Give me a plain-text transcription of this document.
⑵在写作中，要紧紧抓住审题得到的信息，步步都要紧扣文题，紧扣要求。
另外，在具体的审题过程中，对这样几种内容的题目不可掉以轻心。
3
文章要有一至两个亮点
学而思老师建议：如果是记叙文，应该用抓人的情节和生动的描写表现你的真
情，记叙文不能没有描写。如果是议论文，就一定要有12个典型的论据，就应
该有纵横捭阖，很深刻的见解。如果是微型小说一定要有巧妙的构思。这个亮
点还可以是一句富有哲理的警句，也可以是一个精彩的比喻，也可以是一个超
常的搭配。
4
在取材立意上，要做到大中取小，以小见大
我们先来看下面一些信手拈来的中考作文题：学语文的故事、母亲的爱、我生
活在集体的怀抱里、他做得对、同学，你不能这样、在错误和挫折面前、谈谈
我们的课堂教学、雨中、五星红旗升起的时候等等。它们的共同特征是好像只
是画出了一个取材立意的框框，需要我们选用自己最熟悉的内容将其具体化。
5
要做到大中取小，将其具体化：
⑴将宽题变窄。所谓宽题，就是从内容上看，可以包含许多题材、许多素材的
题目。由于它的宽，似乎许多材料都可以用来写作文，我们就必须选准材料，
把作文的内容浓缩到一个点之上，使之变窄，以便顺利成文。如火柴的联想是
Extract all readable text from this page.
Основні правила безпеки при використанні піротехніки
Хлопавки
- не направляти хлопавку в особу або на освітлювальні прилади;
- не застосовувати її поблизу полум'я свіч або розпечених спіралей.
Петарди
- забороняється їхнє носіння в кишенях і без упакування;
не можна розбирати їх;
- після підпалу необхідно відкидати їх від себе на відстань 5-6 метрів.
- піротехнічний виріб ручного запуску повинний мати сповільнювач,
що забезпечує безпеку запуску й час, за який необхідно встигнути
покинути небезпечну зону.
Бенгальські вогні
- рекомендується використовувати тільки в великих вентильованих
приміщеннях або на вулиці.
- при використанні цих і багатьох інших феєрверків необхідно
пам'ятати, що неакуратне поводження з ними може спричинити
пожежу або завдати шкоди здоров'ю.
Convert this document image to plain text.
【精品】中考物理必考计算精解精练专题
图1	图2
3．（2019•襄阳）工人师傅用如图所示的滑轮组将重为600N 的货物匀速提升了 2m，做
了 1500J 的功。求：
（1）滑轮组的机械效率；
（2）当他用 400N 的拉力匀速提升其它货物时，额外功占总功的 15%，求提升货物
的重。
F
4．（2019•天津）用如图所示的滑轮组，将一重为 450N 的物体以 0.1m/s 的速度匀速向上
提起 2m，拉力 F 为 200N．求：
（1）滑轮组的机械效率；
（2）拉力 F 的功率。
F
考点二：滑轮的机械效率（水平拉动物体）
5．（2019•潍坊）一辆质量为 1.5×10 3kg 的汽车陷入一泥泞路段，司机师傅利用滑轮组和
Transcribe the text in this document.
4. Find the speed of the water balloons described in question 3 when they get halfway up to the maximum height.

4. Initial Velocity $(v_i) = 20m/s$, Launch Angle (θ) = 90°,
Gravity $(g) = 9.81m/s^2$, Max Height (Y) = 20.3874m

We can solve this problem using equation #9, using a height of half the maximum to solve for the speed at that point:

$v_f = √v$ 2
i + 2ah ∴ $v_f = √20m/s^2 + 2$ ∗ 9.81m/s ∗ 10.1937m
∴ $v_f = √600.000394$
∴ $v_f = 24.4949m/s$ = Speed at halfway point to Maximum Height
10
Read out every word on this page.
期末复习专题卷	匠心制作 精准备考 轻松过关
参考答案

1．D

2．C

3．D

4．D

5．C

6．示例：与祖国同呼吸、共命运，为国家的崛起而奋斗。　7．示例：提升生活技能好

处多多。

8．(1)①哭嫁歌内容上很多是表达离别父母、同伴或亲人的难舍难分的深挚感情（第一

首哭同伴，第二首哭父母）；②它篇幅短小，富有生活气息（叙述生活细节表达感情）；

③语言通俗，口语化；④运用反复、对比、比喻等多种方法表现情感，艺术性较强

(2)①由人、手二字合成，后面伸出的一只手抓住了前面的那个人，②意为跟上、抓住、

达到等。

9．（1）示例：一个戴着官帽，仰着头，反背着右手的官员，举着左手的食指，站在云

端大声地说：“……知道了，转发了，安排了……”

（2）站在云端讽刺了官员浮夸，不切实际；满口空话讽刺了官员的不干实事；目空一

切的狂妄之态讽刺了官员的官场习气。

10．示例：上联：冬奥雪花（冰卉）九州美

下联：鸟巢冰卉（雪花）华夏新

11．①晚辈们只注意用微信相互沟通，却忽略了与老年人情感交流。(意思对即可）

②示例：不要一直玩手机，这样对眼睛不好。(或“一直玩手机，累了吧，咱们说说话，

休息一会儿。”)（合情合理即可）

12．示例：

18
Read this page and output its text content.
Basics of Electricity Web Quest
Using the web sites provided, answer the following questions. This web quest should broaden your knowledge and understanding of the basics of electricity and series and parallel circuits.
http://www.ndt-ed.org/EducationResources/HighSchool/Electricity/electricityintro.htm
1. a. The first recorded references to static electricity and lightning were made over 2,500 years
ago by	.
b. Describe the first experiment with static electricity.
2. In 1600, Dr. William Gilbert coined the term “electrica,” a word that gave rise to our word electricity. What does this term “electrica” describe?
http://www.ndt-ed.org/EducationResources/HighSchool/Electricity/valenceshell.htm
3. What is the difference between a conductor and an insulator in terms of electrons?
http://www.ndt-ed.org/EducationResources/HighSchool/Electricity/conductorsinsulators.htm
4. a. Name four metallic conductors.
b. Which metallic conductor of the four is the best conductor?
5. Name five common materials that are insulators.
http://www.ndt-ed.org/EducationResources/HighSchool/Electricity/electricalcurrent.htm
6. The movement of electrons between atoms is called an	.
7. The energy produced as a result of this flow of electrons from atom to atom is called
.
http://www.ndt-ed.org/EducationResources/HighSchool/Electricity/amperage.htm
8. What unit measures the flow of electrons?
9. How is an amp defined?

────────────────────────────────────────

Prompt =
Pull every line containing the word "What" out of the entries above.

Task response =
2. In 1600, Dr. William Gilbert coined the term “electrica,” a word that gave rise to our word electricity. What does this term “electrica” describe?
3. What is the difference between a conductor and an insulator in terms of electrons?
8. What unit measures the flow of electrons?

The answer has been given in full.